- _Aim of the task_: Turn every line of the items below into a Markdown table with two columns, Row and Line. Number each row, and omit any blank lines.
***** Material to process
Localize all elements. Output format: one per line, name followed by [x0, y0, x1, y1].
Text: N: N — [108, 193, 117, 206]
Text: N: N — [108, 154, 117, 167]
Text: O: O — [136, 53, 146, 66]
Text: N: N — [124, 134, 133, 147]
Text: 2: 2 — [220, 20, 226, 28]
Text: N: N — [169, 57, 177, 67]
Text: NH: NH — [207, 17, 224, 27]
**********
- _Exercise response_:
| Row | Line |
|---|---|
| 1 | Localize all elements. Output format: one per line, name followed by [x0, y0, x1, y1]. |
| 2 | Text: N: N — [108, 193, 117, 206] |
| 3 | Text: N: N — [108, 154, 117, 167] |
| 4 | Text: O: O — [136, 53, 146, 66] |
| 5 | Text: N: N — [124, 134, 133, 147] |
| 6 | Text: 2: 2 — [220, 20, 226, 28] |
| 7 | Text: N: N — [169, 57, 177, 67] |
| 8 | Text: NH: NH — [207, 17, 224, 27] |